■ **Document section**:
** start **

Yeah, absolutely. I'm taking some notes over here, Ellen, and I wrote common sense. And I put a line through it. Right. And Dad, it's paying attention. Instead, it's being intentional. Right, and here's like, we're reflecting, we're thinking about what's important to us. How does that get demonstrated in behaviors? And if we're behaving this way, what metrics? What bottom line results will be impacted? As a result of engaging in those behaviors?

Ellen Burton:

Well said, well said, a lot of the clients who come to EJ Burton and associates will say, I don't like the way people are treating each other internally. Or they see, you know, the extreme is when you see violence in a workplace, like, what happened about a month ago at Wal Mart, a manager a young man young, right, 30 something, the feedback from the employees was, he wasn't wild, like, nobody wanted to go to him. You know, there's obviously something going on. He had been, he'd been there for over 10 years, and had been a manager for four years. And it's hard for me to believe that like nobody, nobody saw that this, you know, this is a young man, I'm gonna call him a kid, because I'm a woman of a certain age, nobody saw this man in such distress and that he came in one day and shot his colleagues and men kill themselves. That's the extreme, but they'll behaviors of the manager who nobody wants to go to the manager who doesn't have developmental conversation, the person who is the biggest salesperson, but treats their internal support staff, terribly. Right. And so there's a lot of turnover. And one of the things we want to bring to the attention of the CFO is, you know, it really is, you know, Sarah really making you that much money if you spend $300,000, replacing somebody on her team, right? Every 18 months. Yeah, like, how much money is she generating? Because all they look at is like the big sales numbers, not the impact of behavior. Yeah. So I love your point about you know, we really got to look at like the full picture, and decide like, what's the impact on the worker, because people come to work for their manager.

** end **

■ **Your goal**: Write the next part of the conversation about workplace behavior and turnover, starting after its last line.

■ **Entries shown**:
** start **

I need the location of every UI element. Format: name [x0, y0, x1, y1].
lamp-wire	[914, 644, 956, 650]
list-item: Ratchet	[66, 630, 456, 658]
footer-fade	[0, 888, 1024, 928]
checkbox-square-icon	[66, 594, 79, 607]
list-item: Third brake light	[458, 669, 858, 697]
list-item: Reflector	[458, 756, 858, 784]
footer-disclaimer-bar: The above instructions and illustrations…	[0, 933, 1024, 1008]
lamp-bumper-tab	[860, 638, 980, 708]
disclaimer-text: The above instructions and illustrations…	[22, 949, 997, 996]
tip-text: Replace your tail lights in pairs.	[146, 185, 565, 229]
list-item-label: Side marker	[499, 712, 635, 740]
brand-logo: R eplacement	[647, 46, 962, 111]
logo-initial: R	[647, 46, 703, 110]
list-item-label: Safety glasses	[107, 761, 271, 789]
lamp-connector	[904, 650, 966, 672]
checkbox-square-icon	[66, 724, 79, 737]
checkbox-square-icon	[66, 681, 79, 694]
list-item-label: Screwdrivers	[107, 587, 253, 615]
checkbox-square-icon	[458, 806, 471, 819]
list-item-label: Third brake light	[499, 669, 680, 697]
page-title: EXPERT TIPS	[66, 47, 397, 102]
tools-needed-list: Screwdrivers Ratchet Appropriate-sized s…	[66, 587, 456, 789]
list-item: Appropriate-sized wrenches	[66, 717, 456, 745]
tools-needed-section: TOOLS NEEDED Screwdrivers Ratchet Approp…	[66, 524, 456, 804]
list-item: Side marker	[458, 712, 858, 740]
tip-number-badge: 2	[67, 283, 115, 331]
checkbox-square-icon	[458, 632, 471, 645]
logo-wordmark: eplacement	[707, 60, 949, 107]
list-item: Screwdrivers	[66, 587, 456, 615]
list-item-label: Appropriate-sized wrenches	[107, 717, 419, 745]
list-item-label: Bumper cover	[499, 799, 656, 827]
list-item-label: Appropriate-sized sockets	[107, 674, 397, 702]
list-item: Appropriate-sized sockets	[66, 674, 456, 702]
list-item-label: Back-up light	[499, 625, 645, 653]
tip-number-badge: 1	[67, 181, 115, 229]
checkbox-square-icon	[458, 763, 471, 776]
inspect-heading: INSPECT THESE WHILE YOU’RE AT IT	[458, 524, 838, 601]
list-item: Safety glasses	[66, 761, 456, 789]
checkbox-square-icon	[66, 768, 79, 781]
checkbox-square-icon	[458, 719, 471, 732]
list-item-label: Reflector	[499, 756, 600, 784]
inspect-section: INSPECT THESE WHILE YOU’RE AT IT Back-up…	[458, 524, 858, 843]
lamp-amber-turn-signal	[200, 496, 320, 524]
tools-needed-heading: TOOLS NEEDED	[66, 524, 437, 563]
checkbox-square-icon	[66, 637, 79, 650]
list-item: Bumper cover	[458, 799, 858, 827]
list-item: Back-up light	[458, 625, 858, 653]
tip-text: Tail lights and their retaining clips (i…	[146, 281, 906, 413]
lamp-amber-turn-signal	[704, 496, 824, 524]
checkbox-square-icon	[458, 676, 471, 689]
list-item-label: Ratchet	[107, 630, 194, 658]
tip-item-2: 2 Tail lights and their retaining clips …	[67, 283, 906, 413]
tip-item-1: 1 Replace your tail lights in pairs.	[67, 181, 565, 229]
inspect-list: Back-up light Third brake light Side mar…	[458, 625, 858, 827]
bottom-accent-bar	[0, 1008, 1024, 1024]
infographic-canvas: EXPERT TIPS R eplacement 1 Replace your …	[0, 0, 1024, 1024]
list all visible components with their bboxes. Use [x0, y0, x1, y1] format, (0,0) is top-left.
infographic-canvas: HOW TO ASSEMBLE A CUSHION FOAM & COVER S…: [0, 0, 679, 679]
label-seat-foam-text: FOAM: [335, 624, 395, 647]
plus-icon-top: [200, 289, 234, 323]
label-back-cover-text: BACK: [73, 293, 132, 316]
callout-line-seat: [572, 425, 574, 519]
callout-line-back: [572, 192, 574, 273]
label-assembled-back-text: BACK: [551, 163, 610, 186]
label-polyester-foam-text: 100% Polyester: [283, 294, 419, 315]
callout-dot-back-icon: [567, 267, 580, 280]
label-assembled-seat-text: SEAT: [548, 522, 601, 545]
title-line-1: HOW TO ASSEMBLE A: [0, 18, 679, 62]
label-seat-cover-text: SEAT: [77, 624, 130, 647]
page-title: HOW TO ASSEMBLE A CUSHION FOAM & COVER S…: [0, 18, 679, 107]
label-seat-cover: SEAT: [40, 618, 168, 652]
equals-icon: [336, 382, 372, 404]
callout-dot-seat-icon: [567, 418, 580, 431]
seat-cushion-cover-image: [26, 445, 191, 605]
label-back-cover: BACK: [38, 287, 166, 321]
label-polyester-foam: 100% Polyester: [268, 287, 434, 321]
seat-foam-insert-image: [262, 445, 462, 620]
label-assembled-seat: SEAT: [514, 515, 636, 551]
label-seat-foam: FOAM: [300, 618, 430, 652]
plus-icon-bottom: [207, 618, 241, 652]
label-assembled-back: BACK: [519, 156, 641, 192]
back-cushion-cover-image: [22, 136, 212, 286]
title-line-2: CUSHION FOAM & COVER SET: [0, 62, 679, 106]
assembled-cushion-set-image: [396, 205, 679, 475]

** end **

■ **Final answer**:
Amy Riley:

So this is taking my brain, Ellen to each leader out there, who is a people leader, considering intentionally? How is each team member doing? How do you create a sense of belonging for them? How do you make it comfortable and safe and great for them to show up as their full selves and share their ideas and perspectives? I think it's paying attention. I think it's also some asking, right, like what's working for folks? What do you need? Right, asking them questions to find out about who they are and where they come from, and how they see the world.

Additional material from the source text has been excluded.